Make an exact copy of each entry, leaving out every picture.
Start of Input records
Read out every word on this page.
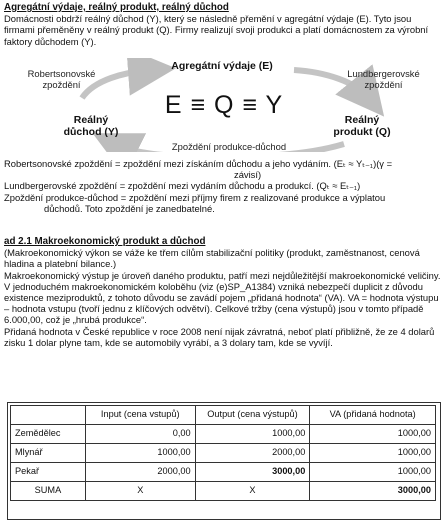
Agregátní výdaje, reálný produkt, reálný důchod

Domácnosti obdrží reálný důchod (Y), který se následně přemění v agregátní výdaje (E). Tyto jsou firmami přeměněny v reálný produkt (Q). Firmy realizují svoji produkci a platí domácnostem za výrobní faktory důchodem (Y).

Robertsonovské
zpoždění
Agregátní výdaje (E)
Lundbergerovské
zpoždění
E ≡ Q ≡ Y
Reálný
důchod (Y)
Reálný
produkt (Q)
Zpoždění produkce-důchod

Robertsonovské zpoždění = zpoždění mezi získáním důchodu a jeho vydáním. (Eₜ ≈ Yₜ₋₁)(γ =

závisí)

Lundbergerovské zpoždění = zpoždění mezi vydáním důchodu a produkcí. (Qₜ ≈ Eₜ₋₁)

Zpoždění produkce-důchod = zpoždění mezi příjmy firem z realizované produkce a výplatou

důchodů. Toto zpoždění je zanedbatelné.

ad 2.1 Makroekonomický produkt a důchod

(Makroekonomický výkon se váže ke třem cílům stabilizační politiky (produkt, zaměstnanost, cenová hladina a platební bilance.)

Makroekonomický výstup je úroveň daného produktu, patří mezi nejdůležitější makroekonomické veličiny.

V jednoduchém makroekonomickém koloběhu (viz (e)SP_A1384) vzniká nebezpečí duplicit z důvodu existence meziproduktů, z tohoto důvodu se zavádí pojem „přidaná hodnota“ (VA). VA = hodnota výstupu – hodnota vstupu (tvoří jednu z klíčových odvětví). Celkové tržby (cena výstupů) jsou v tomto případě 6.000,00, což je „hrubá produkce“.

Přidaná hodnota v České republice v roce 2008 není nijak závratná, neboť platí přibližně, že ze 4 dolarů zisku 1 dolar plyne tam, kde se automobily vyrábí, a 3 dolary tam, kde se vyvíjí.

	Input (cena vstupů)	Output (cena výstupů)	VA (přidaná hodnota)
Zemědělec	0,00	1000,00	1000,00
Mlynář	1000,00	2000,00	1000,00
Pekař	2000,00	3000,00	1000,00
SUMA	X	X	3000,00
End of Input records
Final result:
Read out every word on this page.
Agregátní výdaje, reálný produkt, reálný důchod

Domácnosti obdrží reálný důchod (Y), který se následně přemění v agregátní výdaje (E). Tyto jsou firmami přeměněny v reálný produkt (Q). Firmy realizují svoji produkci a platí domácnostem za výrobní faktory důchodem (Y).

Robertsonovské
zpoždění
Agregátní výdaje (E)
Lundbergerovské
zpoždění
E ≡ Q ≡ Y
Reálný
důchod (Y)
Reálný
produkt (Q)
Zpoždění produkce-důchod

Robertsonovské zpoždění = zpoždění mezi získáním důchodu a jeho vydáním. (Eₜ ≈ Yₜ₋₁)(γ =

závisí)

Lundbergerovské zpoždění = zpoždění mezi vydáním důchodu a produkcí. (Qₜ ≈ Eₜ₋₁)

Zpoždění produkce-důchod = zpoždění mezi příjmy firem z realizované produkce a výplatou

důchodů. Toto zpoždění je zanedbatelné.

ad 2.1 Makroekonomický produkt a důchod

(Makroekonomický výkon se váže ke třem cílům stabilizační politiky (produkt, zaměstnanost, cenová hladina a platební bilance.)

Makroekonomický výstup je úroveň daného produktu, patří mezi nejdůležitější makroekonomické veličiny.

V jednoduchém makroekonomickém koloběhu (viz (e)SP_A1384) vzniká nebezpečí duplicit z důvodu existence meziproduktů, z tohoto důvodu se zavádí pojem „přidaná hodnota“ (VA). VA = hodnota výstupu – hodnota vstupu (tvoří jednu z klíčových odvětví). Celkové tržby (cena výstupů) jsou v tomto případě 6.000,00, což je „hrubá produkce“.

Přidaná hodnota v České republice v roce 2008 není nijak závratná, neboť platí přibližně, že ze 4 dolarů zisku 1 dolar plyne tam, kde se automobily vyrábí, a 3 dolary tam, kde se vyvíjí.

	Input (cena vstupů)	Output (cena výstupů)	VA (přidaná hodnota)
Zemědělec	0,00	1000,00	1000,00
Mlynář	1000,00	2000,00	1000,00
Pekař	2000,00	3000,00	1000,00
SUMA	X	X	3000,00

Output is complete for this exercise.